* _Set task_:
Return the count of lines that mention "Wola", with no other words.

* _Provided entries_:
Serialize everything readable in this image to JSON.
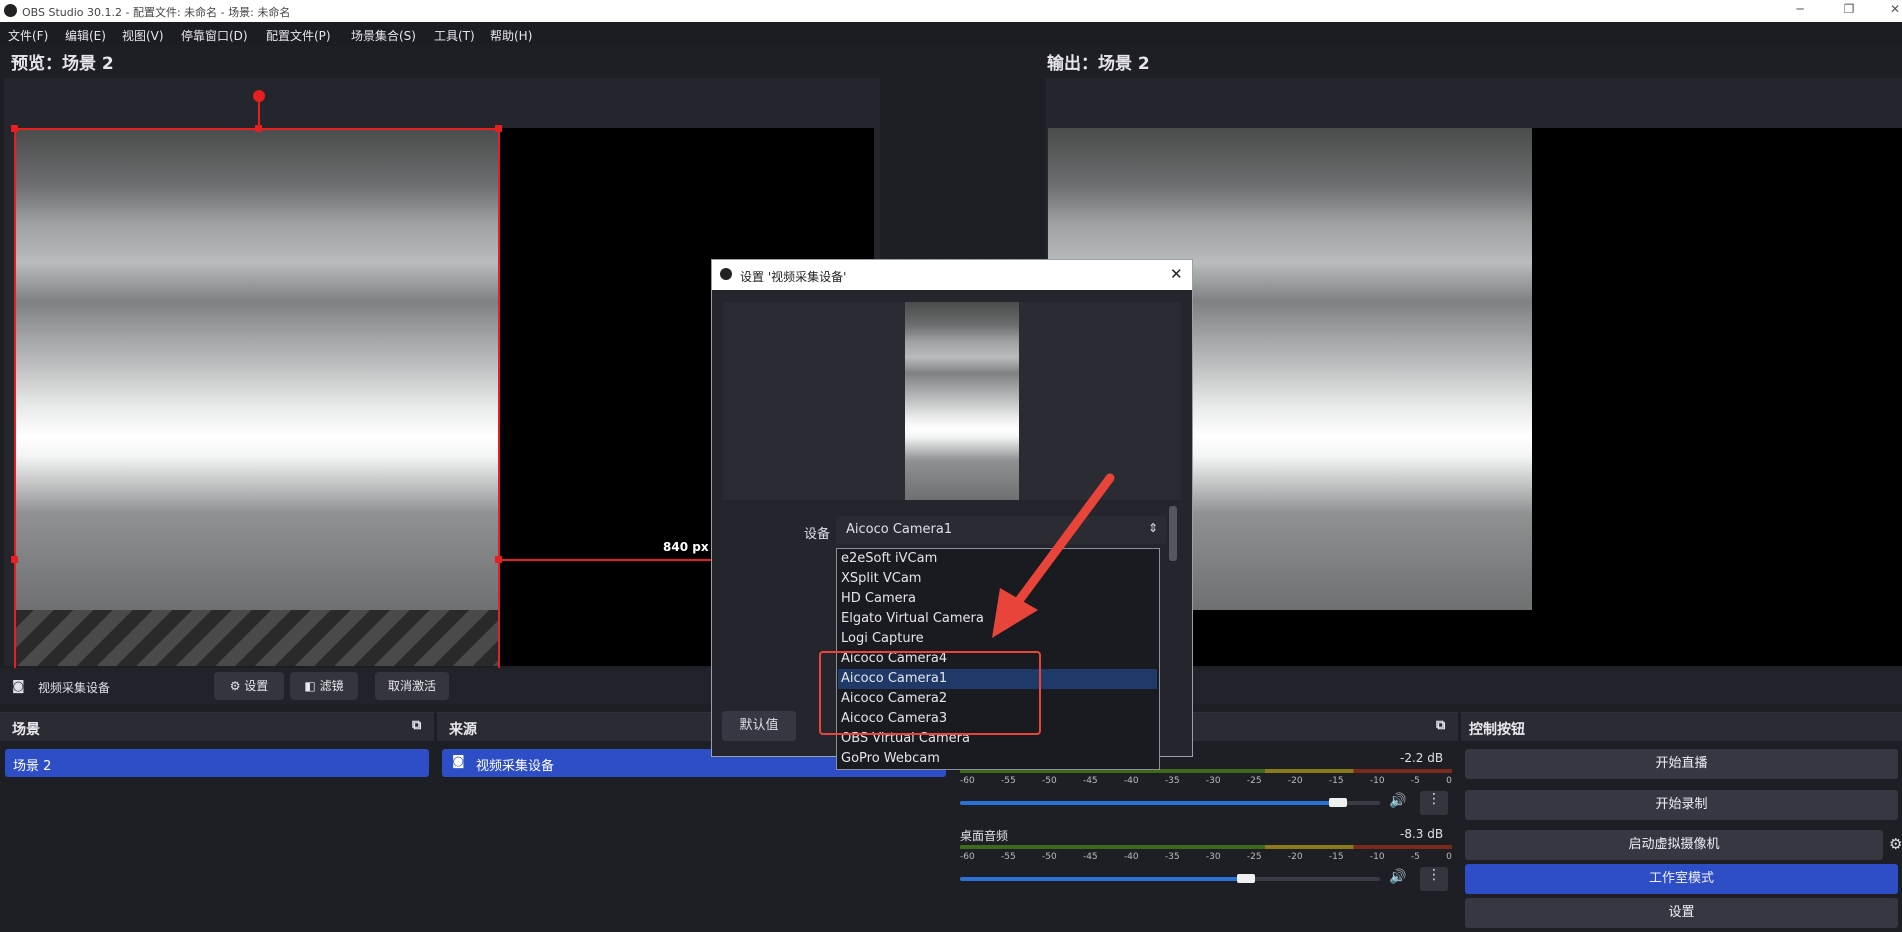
{
  "window": {
    "title": "OBS Studio 30.1.2 - 配置文件: 未命名 - 场景: 未命名"
  },
  "menu": [
    "文件(F)",
    "编辑(E)",
    "视图(V)",
    "停靠窗口(D)",
    "配置文件(P)",
    "场景集合(S)",
    "工具(T)",
    "帮助(H)"
  ],
  "preview": {
    "title": "预览：场景 2",
    "size_label": "840 px"
  },
  "program": {
    "title": "输出：场景 2"
  },
  "source_toolbar": {
    "source_name": "视频采集设备",
    "settings": "设置",
    "filters": "滤镜",
    "deactivate": "取消激活"
  },
  "scenes": {
    "title": "场景",
    "items": [
      "场景 2"
    ]
  },
  "sources": {
    "title": "来源",
    "items": [
      "视频采集设备"
    ]
  },
  "mixer": {
    "scale": [
      "-60",
      "-55",
      "-50",
      "-45",
      "-40",
      "-35",
      "-30",
      "-25",
      "-20",
      "-15",
      "-10",
      "-5",
      "0"
    ],
    "channels": [
      {
        "name": "",
        "db": "-2.2 dB",
        "level": 0.9
      },
      {
        "name": "桌面音频",
        "db": "-8.3 dB",
        "level": 0.68
      }
    ]
  },
  "controls": {
    "title": "控制按钮",
    "start_stream": "开始直播",
    "start_record": "开始录制",
    "virtual_cam": "启动虚拟摄像机",
    "studio_mode": "工作室模式",
    "settings": "设置"
  },
  "dialog": {
    "title": "设置 '视频采集设备'",
    "device_label": "设备",
    "device_value": "Aicoco Camera1",
    "defaults_button": "默认值",
    "devices": [
      "e2eSoft iVCam",
      "XSplit VCam",
      "HD Camera",
      "Elgato Virtual Camera",
      "Logi Capture",
      "Aicoco Camera4",
      "Aicoco Camera1",
      "Aicoco Camera2",
      "Aicoco Camera3",
      "OBS Virtual Camera",
      "GoPro Webcam"
    ],
    "selected_index": 6
  },
  "colors": {
    "accent": "#2e4ec7",
    "selection_red": "#e62020",
    "annotation_red": "#e8443a"
  }
}
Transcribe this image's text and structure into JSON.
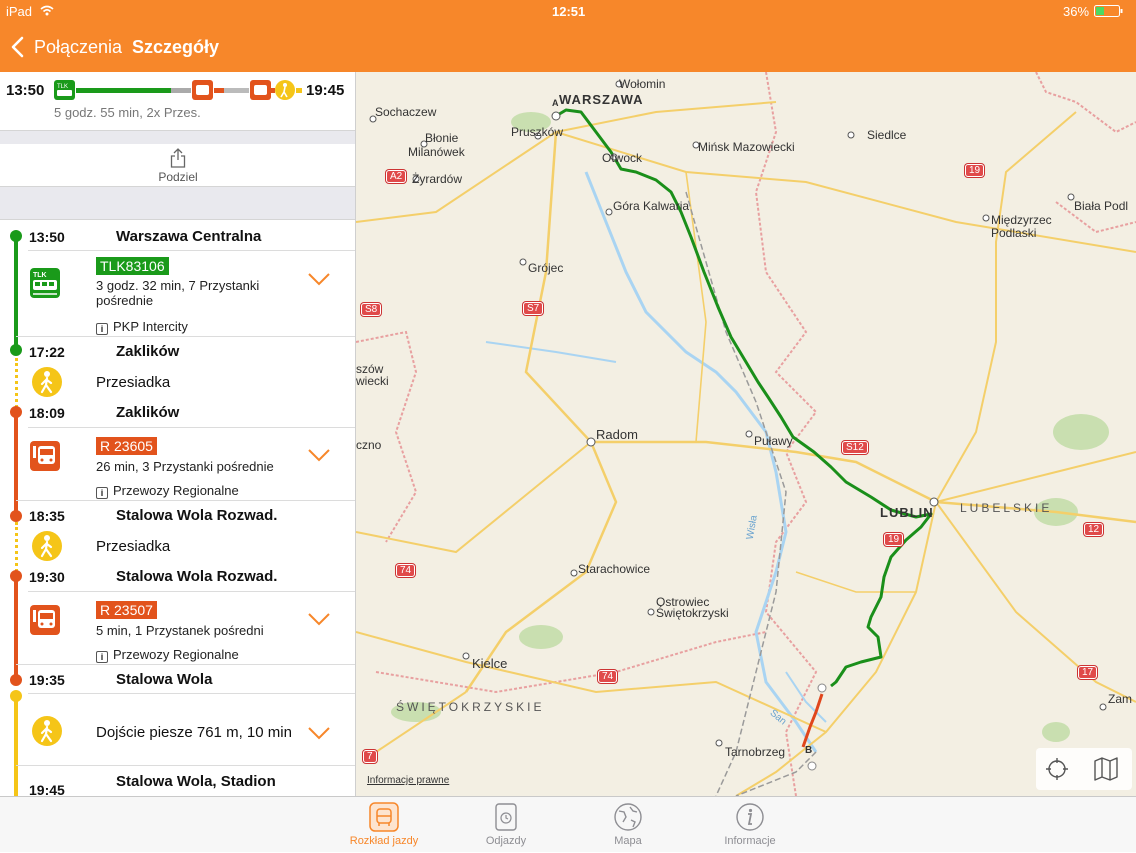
{
  "status_bar": {
    "device": "iPad",
    "time": "12:51",
    "battery": "36%"
  },
  "nav": {
    "back_label": "Połączenia",
    "title": "Szczegóły"
  },
  "summary": {
    "depart": "13:50",
    "arrive": "19:45",
    "duration": "5 godz. 55 min, 2x Przes."
  },
  "share": {
    "label": "Podziel"
  },
  "itinerary": {
    "s1": {
      "time": "13:50",
      "name": "Warszawa Centralna"
    },
    "leg1": {
      "train": "TLK83106",
      "detail": "3 godz. 32 min, 7 Przystanki pośrednie",
      "operator": "PKP Intercity",
      "color": "#1a9a1a"
    },
    "s2": {
      "time": "17:22",
      "name": "Zaklików"
    },
    "walk1": {
      "label": "Przesiadka"
    },
    "s3": {
      "time": "18:09",
      "name": "Zaklików"
    },
    "leg2": {
      "train": "R 23605",
      "detail": "26 min, 3 Przystanki pośrednie",
      "operator": "Przewozy Regionalne",
      "color": "#e2531c"
    },
    "s4": {
      "time": "18:35",
      "name": "Stalowa Wola Rozwad."
    },
    "walk2": {
      "label": "Przesiadka"
    },
    "s5": {
      "time": "19:30",
      "name": "Stalowa Wola Rozwad."
    },
    "leg3": {
      "train": "R 23507",
      "detail": "5 min, 1 Przystanek pośredni",
      "operator": "Przewozy Regionalne",
      "color": "#e2531c"
    },
    "s6": {
      "time": "19:35",
      "name": "Stalowa Wola"
    },
    "walk3": {
      "label": "Dojście piesze 761 m, 10 min"
    },
    "s7": {
      "time": "19:45",
      "name": "Stalowa Wola, Stadion"
    }
  },
  "map": {
    "legal": "Informacje prawne",
    "labels": {
      "warszawa": "WARSZAWA",
      "wolomin": "Wołomin",
      "sochaczew": "Sochaczew",
      "pruszkow": "Pruszków",
      "blonie": "Błonie",
      "milanowek": "Milanówek",
      "otwock": "Otwock",
      "siedlce": "Siedlce",
      "minsk": "Mińsk Mazowiecki",
      "zyrardow": "Żyrardów",
      "gora": "Góra Kalwaria",
      "biala": "Biała Podl",
      "miedzyrzec1": "Międzyrzec",
      "miedzyrzec2": "Podlaski",
      "grojec": "Grójec",
      "szow": "szów",
      "wiecki": "wiecki",
      "radom": "Radom",
      "pulawy": "Puławy",
      "czno": "czno",
      "lublin": "LUBLIN",
      "lubelskie": "LUBELSKIE",
      "starachowice": "Starachowice",
      "ostrowiec1": "Ostrowiec",
      "ostrowiec2": "Świętokrzyski",
      "kielce": "Kielce",
      "swietokrzyskie": "ŚWIĘTOKRZYSKIE",
      "tarnobrzeg": "Tarnobrzeg",
      "zam": "Zam",
      "wisla": "Wisła",
      "san": "San",
      "a": "A",
      "b": "B"
    },
    "roads": {
      "a2": "A2",
      "s8": "S8",
      "s7": "S7",
      "s12": "S12",
      "r19a": "19",
      "r19b": "19",
      "r12": "12",
      "r74a": "74",
      "r74b": "74",
      "r17": "17",
      "r7": "7"
    }
  },
  "tabs": [
    {
      "label": "Rozkład jazdy",
      "icon": "bus-icon",
      "active": true
    },
    {
      "label": "Odjazdy",
      "icon": "clock-icon",
      "active": false
    },
    {
      "label": "Mapa",
      "icon": "globe-icon",
      "active": false
    },
    {
      "label": "Informacje",
      "icon": "info-icon",
      "active": false
    }
  ],
  "colors": {
    "accent": "#f7872a",
    "tlk": "#1a9a1a",
    "regio": "#e2531c",
    "walk": "#f5c518"
  }
}
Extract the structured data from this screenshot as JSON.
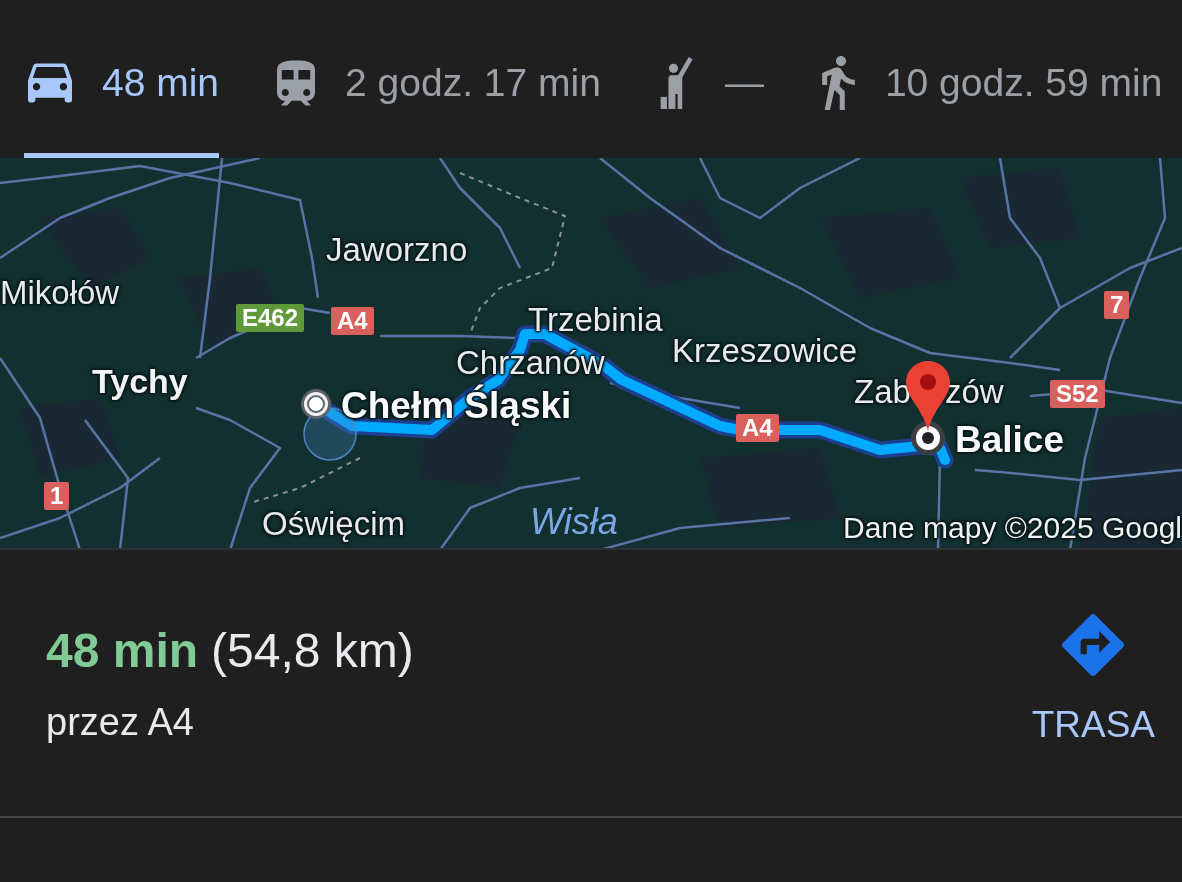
{
  "travel_modes": [
    {
      "kind": "car",
      "label": "48 min",
      "selected": true
    },
    {
      "kind": "transit",
      "label": "2 godz. 17 min",
      "selected": false
    },
    {
      "kind": "ride",
      "label": "—",
      "selected": false
    },
    {
      "kind": "walk",
      "label": "10 godz. 59 min",
      "selected": false
    }
  ],
  "map": {
    "places": [
      {
        "kind": "city",
        "name": "Jaworzno"
      },
      {
        "kind": "city",
        "name": "Mikołów"
      },
      {
        "kind": "city",
        "name": "Trzebinia"
      },
      {
        "kind": "city",
        "name": "Krzeszowice"
      },
      {
        "kind": "city",
        "name": "Chrzanów"
      },
      {
        "kind": "major",
        "name": "Tychy"
      },
      {
        "kind": "endpoint",
        "name": "Chełm Śląski"
      },
      {
        "kind": "city",
        "name": "Zab"
      },
      {
        "kind": "city",
        "name": "zów"
      },
      {
        "kind": "endpoint",
        "name": "Balice"
      },
      {
        "kind": "city",
        "name": "Oświęcim"
      },
      {
        "kind": "water",
        "name": "Wisła"
      }
    ],
    "road_shields": [
      {
        "text": "7",
        "color": "#d9605c"
      },
      {
        "text": "E462",
        "color": "#5f9a3a"
      },
      {
        "text": "A4",
        "color": "#d9605c"
      },
      {
        "text": "S52",
        "color": "#d9605c"
      },
      {
        "text": "A4",
        "color": "#d9605c"
      },
      {
        "text": "1",
        "color": "#d9605c"
      }
    ],
    "attribution": "Dane mapy ©2025 Googl"
  },
  "route_summary": {
    "duration": "48 min",
    "distance": "(54,8 km)",
    "via": "przez A4",
    "action": "TRASA"
  }
}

* _Response_:
4